▶ _Required action_
Nothing should differ between your answer and the records below.

————————

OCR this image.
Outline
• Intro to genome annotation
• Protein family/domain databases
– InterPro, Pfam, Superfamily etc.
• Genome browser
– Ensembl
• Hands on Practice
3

————————

▶ _Response for this exercise_
OCR this image.
Outline
• Intro to genome annotation
• Protein family/domain databases
– InterPro, Pfam, Superfamily etc.
• Genome browser
– Ensembl
• Hands on Practice
3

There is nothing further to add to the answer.